_GIVEN INSTRUCTION_. Write out the full set of records exactly. Any pictures in them do not belong in the copy.
* Start DATA LINES *
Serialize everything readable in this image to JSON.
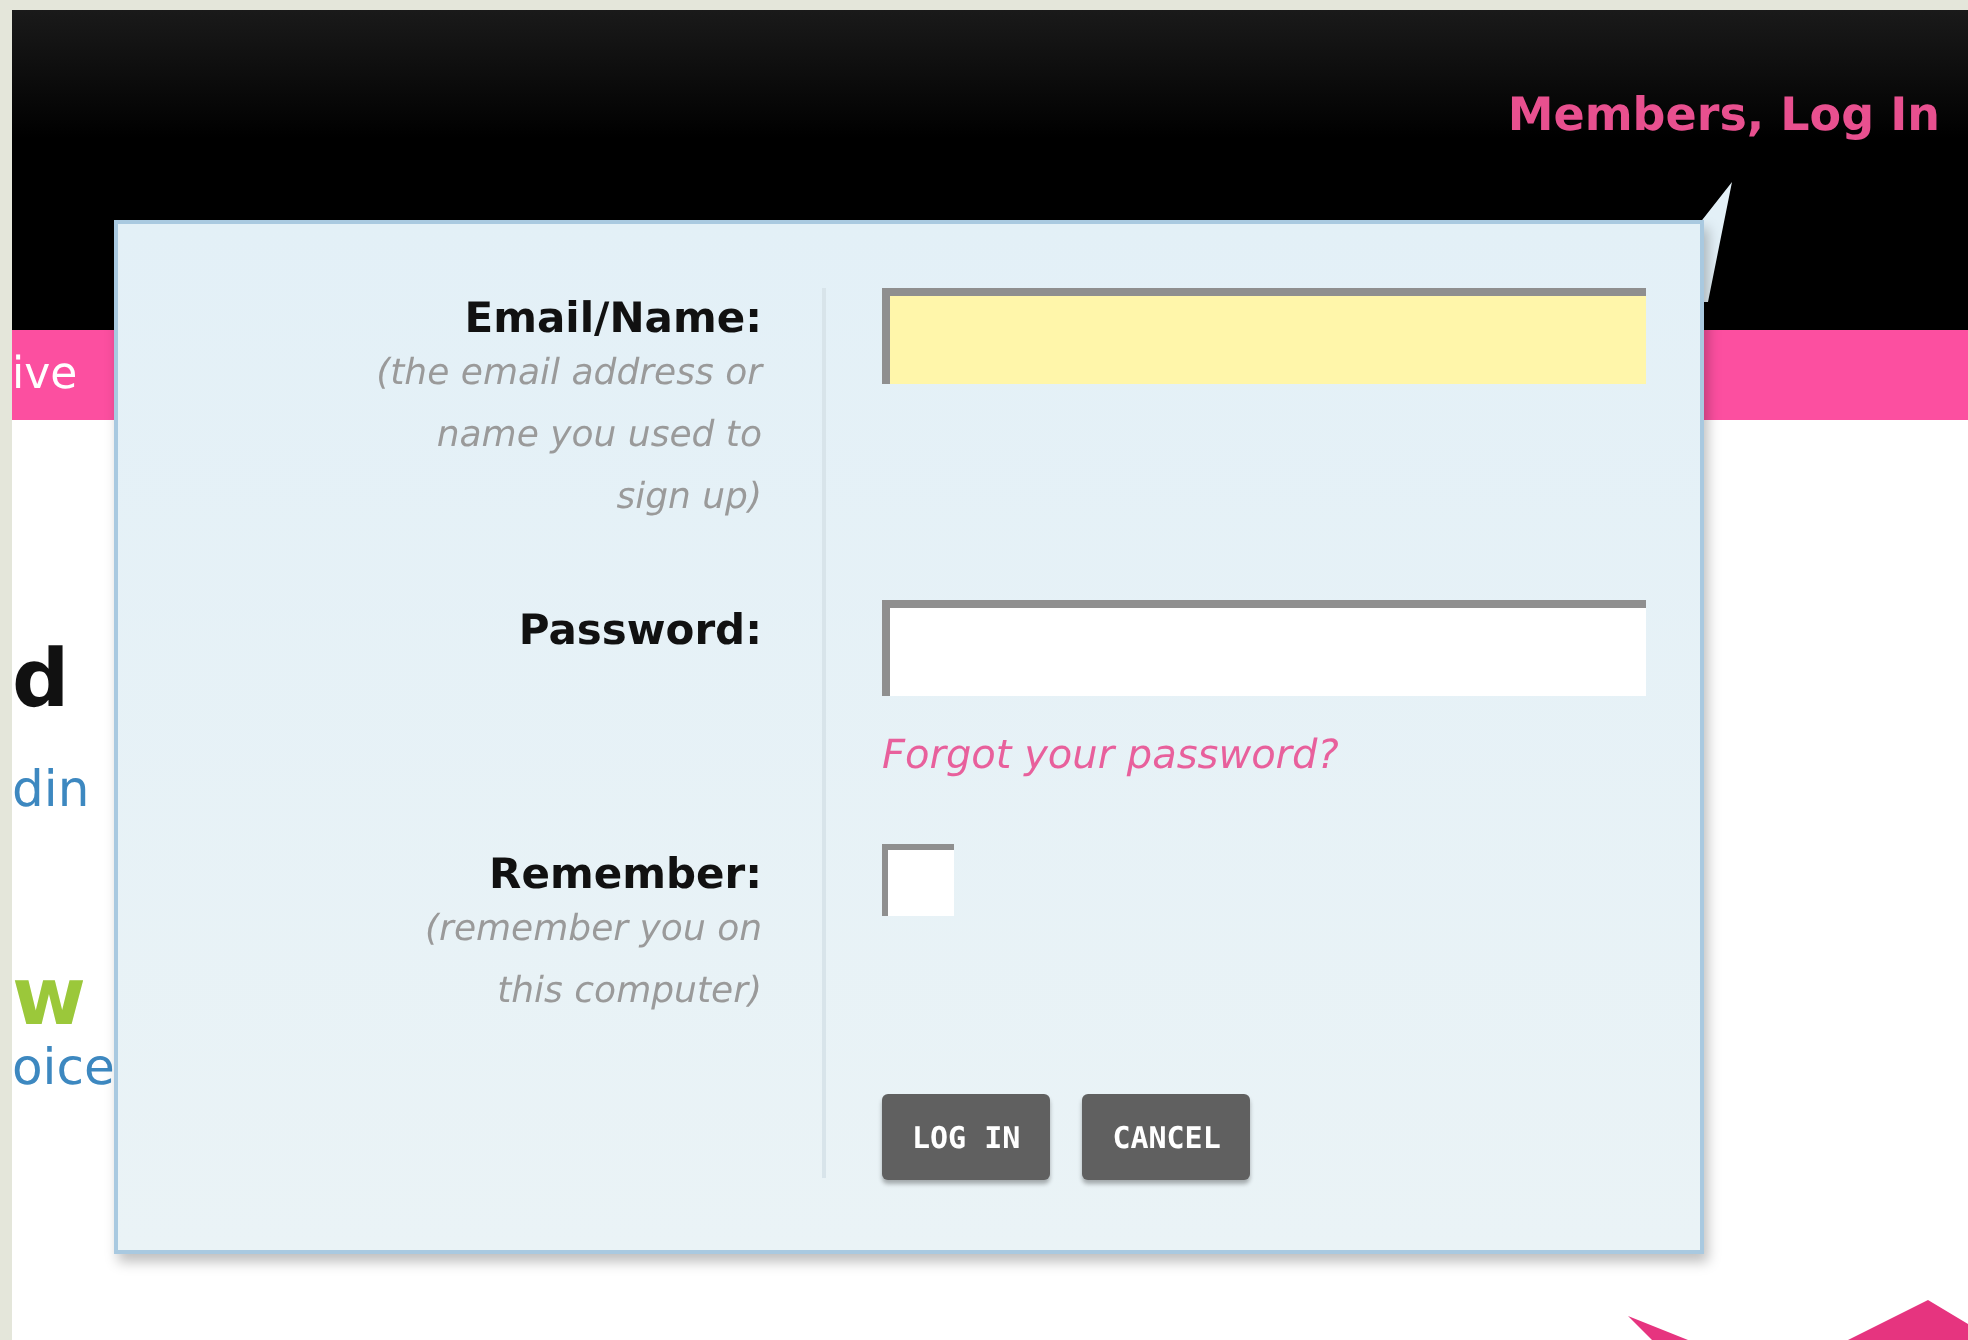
{
  "header": {
    "login_link": "Members, Log In"
  },
  "page_behind": {
    "banner_text": "ive",
    "heading_dark": "d",
    "line_1": "din",
    "heading_2": "w",
    "line_2": "oice"
  },
  "login_popup": {
    "fields": [
      {
        "kind": "text",
        "label": "Email/Name:",
        "hint": "(the email address or\nname you used to\nsign up)",
        "focused": true
      },
      {
        "kind": "password",
        "label": "Password:",
        "link": "Forgot your password?",
        "focused": false
      },
      {
        "kind": "checkbox",
        "label": "Remember:",
        "hint": "(remember you on\nthis computer)",
        "checked": false
      }
    ],
    "buttons": [
      "LOG IN",
      "CANCEL"
    ]
  }
}
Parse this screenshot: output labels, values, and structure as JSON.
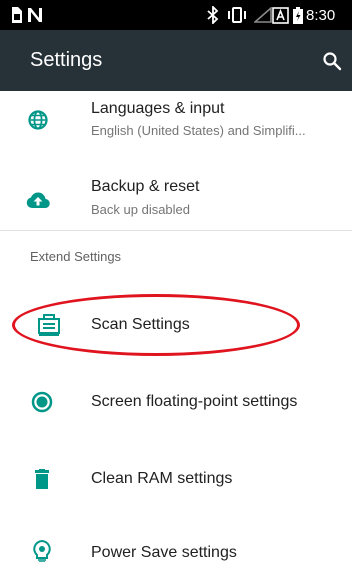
* End DATA LINES *
_TASK RESULT_.
Serialize everything readable in this image to JSON.
{
  "header": {
    "login_link": "Members, Log In"
  },
  "page_behind": {
    "banner_text": "ive",
    "heading_dark": "d",
    "line_1": "din",
    "heading_2": "w",
    "line_2": "oice"
  },
  "login_popup": {
    "fields": [
      {
        "kind": "text",
        "label": "Email/Name:",
        "hint": "(the email address or\nname you used to\nsign up)",
        "focused": true
      },
      {
        "kind": "password",
        "label": "Password:",
        "link": "Forgot your password?",
        "focused": false
      },
      {
        "kind": "checkbox",
        "label": "Remember:",
        "hint": "(remember you on\nthis computer)",
        "checked": false
      }
    ],
    "buttons": [
      "LOG IN",
      "CANCEL"
    ]
  }
}
Parse this screenshot: output labels, values, and structure as JSON.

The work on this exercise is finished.